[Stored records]
┄┄┄┄┄┄
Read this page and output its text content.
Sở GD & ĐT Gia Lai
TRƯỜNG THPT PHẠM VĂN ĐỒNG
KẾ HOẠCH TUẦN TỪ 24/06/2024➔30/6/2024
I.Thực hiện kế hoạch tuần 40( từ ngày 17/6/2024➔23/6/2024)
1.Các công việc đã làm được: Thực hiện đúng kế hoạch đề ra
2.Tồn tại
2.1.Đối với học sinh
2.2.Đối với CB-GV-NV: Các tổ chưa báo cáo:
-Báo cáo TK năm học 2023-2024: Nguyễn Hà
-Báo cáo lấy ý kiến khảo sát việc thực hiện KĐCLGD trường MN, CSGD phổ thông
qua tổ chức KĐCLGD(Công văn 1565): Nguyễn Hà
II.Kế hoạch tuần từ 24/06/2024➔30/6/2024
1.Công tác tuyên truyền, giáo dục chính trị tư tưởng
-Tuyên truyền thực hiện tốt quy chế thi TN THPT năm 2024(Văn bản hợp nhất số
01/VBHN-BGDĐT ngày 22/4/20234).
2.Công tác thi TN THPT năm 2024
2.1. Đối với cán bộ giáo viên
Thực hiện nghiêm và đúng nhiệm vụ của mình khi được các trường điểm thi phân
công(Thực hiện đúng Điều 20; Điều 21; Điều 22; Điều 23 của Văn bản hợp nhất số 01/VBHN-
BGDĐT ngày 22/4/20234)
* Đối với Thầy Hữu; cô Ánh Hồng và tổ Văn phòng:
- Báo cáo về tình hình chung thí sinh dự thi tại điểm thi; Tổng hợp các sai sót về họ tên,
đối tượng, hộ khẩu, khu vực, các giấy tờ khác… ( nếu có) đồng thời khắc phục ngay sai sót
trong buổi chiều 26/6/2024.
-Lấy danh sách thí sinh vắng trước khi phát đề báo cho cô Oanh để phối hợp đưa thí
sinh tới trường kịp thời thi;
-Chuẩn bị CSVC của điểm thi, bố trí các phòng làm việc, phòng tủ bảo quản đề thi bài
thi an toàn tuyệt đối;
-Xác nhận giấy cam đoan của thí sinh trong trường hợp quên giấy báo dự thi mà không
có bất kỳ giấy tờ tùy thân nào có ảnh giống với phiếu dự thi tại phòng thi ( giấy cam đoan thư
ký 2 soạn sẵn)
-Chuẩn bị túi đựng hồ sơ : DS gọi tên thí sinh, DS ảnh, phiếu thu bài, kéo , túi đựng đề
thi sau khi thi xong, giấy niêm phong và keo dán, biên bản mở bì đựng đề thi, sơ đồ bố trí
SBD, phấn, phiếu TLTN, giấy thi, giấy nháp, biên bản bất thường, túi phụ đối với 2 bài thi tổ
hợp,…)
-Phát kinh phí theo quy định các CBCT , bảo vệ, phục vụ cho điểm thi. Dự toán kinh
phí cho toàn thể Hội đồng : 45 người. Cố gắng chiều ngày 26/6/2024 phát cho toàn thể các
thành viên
┄┄┄┄┄┄
■ OBJECTIVE: Repeat the material above in full, quoting it exactly.

■ CORRECT OUTPUT:
Read this page and output its text content.
Sở GD & ĐT Gia Lai
TRƯỜNG THPT PHẠM VĂN ĐỒNG
KẾ HOẠCH TUẦN TỪ 24/06/2024➔30/6/2024
I.Thực hiện kế hoạch tuần 40( từ ngày 17/6/2024➔23/6/2024)
1.Các công việc đã làm được: Thực hiện đúng kế hoạch đề ra
2.Tồn tại
2.1.Đối với học sinh
2.2.Đối với CB-GV-NV: Các tổ chưa báo cáo:
-Báo cáo TK năm học 2023-2024: Nguyễn Hà
-Báo cáo lấy ý kiến khảo sát việc thực hiện KĐCLGD trường MN, CSGD phổ thông
qua tổ chức KĐCLGD(Công văn 1565): Nguyễn Hà
II.Kế hoạch tuần từ 24/06/2024➔30/6/2024
1.Công tác tuyên truyền, giáo dục chính trị tư tưởng
-Tuyên truyền thực hiện tốt quy chế thi TN THPT năm 2024(Văn bản hợp nhất số
01/VBHN-BGDĐT ngày 22/4/20234).
2.Công tác thi TN THPT năm 2024
2.1. Đối với cán bộ giáo viên
Thực hiện nghiêm và đúng nhiệm vụ của mình khi được các trường điểm thi phân
công(Thực hiện đúng Điều 20; Điều 21; Điều 22; Điều 23 của Văn bản hợp nhất số 01/VBHN-
BGDĐT ngày 22/4/20234)
* Đối với Thầy Hữu; cô Ánh Hồng và tổ Văn phòng:
- Báo cáo về tình hình chung thí sinh dự thi tại điểm thi; Tổng hợp các sai sót về họ tên,
đối tượng, hộ khẩu, khu vực, các giấy tờ khác… ( nếu có) đồng thời khắc phục ngay sai sót
trong buổi chiều 26/6/2024.
-Lấy danh sách thí sinh vắng trước khi phát đề báo cho cô Oanh để phối hợp đưa thí
sinh tới trường kịp thời thi;
-Chuẩn bị CSVC của điểm thi, bố trí các phòng làm việc, phòng tủ bảo quản đề thi bài
thi an toàn tuyệt đối;
-Xác nhận giấy cam đoan của thí sinh trong trường hợp quên giấy báo dự thi mà không
có bất kỳ giấy tờ tùy thân nào có ảnh giống với phiếu dự thi tại phòng thi ( giấy cam đoan thư
ký 2 soạn sẵn)
-Chuẩn bị túi đựng hồ sơ : DS gọi tên thí sinh, DS ảnh, phiếu thu bài, kéo , túi đựng đề
thi sau khi thi xong, giấy niêm phong và keo dán, biên bản mở bì đựng đề thi, sơ đồ bố trí
SBD, phấn, phiếu TLTN, giấy thi, giấy nháp, biên bản bất thường, túi phụ đối với 2 bài thi tổ
hợp,…)
-Phát kinh phí theo quy định các CBCT , bảo vệ, phục vụ cho điểm thi. Dự toán kinh
phí cho toàn thể Hội đồng : 45 người. Cố gắng chiều ngày 26/6/2024 phát cho toàn thể các
thành viên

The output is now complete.